Source code for textdescriptives.components.descriptive_stats

"""Calculation of descriptive statistics."""

from typing import Callable, Dict, Union

import numpy as np
from pyphen import Pyphen
from spacy.language import Language
from spacy.tokens import Doc, Span
from wasabi import msg

from .utils import filter_tokens, n_sentences, n_syllables, n_tokens


def language_exists_in_pyphen(lang: str) -> bool:
    try:
        _ = Pyphen(lang=lang)
        return True
    except KeyError:
        return False


class DescriptiveStatistics:
    """spaCy v.3.0 component that adds attributes with descriptive statistics to
    `Doc` and `Span` objects.

    The attributes relate to token and sentence length, number of syllables, and
    counts of tokens and sentences.
    """

    def __init__(self, nlp: Language, verbose: bool):
        """Initialise components."""
        self.can_calculate_syllables = language_exists_in_pyphen(lang=nlp.lang)
        if not self.can_calculate_syllables and verbose:
            msg.warn(
                f"Could not load syllable counter for language {nlp.lang}. "
                + "The following extensions will be set to np.nan: "
                + "syllables, flesch_reading_ease, flesch_kincaid_grade, "
                + "smog, gunning_fog.",
            )

> Set of tasks:
a) Please say whether each statement agrees with the descriptive statistics source code, answering yes or no and quoting the words of the code that decide it: (i) language_exists_in_pyphen returns False when creating a Pyphen object raises a KeyError; (ii) the class is described as a spaCy v.2 component; (iii) the syllable warning appears whenever syllables cannot be calculated, whatever the verbose setting.
b) Carry the descriptive statistics source code on from its final line.

> Records provided:
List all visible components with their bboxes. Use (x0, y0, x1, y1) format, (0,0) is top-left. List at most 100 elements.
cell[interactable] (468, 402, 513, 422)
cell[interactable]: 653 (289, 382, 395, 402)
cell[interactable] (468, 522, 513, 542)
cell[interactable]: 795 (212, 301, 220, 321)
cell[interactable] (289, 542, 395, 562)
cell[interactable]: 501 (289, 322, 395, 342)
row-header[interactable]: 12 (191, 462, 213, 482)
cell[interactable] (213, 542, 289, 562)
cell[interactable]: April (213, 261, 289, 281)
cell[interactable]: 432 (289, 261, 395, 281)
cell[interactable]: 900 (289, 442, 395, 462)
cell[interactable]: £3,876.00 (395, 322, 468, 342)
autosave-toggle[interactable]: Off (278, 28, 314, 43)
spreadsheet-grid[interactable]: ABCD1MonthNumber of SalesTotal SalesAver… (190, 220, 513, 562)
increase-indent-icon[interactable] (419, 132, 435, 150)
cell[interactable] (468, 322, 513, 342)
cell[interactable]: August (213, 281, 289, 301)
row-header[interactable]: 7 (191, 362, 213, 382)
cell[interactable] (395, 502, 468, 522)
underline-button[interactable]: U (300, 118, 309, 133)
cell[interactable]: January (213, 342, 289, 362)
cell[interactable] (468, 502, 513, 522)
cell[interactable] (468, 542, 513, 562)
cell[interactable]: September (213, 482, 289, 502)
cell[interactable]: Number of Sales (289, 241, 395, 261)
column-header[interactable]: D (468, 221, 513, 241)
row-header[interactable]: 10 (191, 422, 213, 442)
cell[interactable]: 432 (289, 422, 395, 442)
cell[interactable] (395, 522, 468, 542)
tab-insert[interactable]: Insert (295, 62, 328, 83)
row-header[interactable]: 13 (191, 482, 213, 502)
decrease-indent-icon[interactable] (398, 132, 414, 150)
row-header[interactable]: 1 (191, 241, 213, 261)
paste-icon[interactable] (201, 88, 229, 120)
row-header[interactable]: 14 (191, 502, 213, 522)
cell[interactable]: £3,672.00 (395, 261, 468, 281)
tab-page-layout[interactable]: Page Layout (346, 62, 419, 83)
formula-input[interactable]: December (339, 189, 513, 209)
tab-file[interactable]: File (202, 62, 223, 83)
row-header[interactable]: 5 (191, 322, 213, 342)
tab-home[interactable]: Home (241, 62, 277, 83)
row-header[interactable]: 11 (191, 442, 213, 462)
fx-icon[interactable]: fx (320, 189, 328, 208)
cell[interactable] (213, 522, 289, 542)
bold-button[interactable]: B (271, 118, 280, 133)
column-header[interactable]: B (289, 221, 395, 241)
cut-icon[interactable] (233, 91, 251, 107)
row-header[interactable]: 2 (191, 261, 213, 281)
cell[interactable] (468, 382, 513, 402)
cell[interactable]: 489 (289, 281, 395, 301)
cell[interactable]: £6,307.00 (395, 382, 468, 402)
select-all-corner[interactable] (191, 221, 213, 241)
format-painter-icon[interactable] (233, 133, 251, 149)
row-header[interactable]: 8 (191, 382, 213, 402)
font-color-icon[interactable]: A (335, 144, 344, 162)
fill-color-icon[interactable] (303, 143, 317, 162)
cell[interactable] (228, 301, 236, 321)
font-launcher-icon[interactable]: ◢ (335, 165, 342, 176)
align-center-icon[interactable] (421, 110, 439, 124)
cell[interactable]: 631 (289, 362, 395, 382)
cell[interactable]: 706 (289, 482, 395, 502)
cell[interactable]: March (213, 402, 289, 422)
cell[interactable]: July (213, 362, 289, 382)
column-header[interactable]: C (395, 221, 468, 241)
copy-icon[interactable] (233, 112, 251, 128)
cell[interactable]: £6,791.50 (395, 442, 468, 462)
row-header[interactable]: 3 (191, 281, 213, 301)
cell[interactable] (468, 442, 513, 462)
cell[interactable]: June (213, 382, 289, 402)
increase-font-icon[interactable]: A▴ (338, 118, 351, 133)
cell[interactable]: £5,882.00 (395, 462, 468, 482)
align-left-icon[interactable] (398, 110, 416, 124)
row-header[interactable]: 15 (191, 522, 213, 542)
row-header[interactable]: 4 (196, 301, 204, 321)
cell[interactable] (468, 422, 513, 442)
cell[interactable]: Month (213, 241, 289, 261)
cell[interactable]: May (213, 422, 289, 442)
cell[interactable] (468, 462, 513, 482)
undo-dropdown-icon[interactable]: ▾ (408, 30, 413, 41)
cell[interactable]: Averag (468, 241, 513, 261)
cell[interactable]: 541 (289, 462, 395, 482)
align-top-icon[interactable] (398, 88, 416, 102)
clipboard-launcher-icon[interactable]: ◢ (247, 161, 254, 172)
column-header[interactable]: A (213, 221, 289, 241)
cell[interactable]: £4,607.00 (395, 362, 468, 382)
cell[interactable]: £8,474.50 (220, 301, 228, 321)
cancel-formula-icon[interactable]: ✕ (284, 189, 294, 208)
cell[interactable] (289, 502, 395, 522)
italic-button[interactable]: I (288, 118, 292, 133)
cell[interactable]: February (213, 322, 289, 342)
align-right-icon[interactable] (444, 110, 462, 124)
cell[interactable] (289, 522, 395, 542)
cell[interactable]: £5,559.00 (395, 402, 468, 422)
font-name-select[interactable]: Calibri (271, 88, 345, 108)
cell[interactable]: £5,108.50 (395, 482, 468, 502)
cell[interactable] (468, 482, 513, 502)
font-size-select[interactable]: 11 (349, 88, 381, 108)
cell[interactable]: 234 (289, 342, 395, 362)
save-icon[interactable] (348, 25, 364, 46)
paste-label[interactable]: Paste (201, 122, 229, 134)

> Final results:
a)
(i) Yes: "except KeyError:" followed by "return False".
(ii) No: "spaCy v.3.0 component that adds attributes with descriptive statistics to".
(iii) No: "if not self.can_calculate_syllables and verbose:".

b)
        extensions: Dict[str, Callable] = {
            "_n_sentences": n_sentences,
            "_n_tokens": n_tokens,
            "_n_syllables": n_syllables,
            "token_length": self.token_length,
            "sentence_length": self.sentence_length,
            "syllables": self.syllables,
            "counts": self.counts,
            "descriptive_stats": self.descriptive_stats,
        }

        for extension_name, getter_fun in extensions.items():
            if extension_name not in [
                "_n_sentences",
                "sentence_length",
                "syllables",
            ] and not Span.has_extension(extension_name):
                Span.set_extension(extension_name, getter=getter_fun)
            if not Doc.has_extension(extension_name):
                Doc.set_extension(extension_name, getter=getter_fun)

    def token_length(self, doc: Union[Doc, Span]) -> dict:
        """Calculate mean, median and std of token length for a `Doc` or `Span`.

        Returns:
            dict: token_length_mean, token_length_median, token_length_std
        """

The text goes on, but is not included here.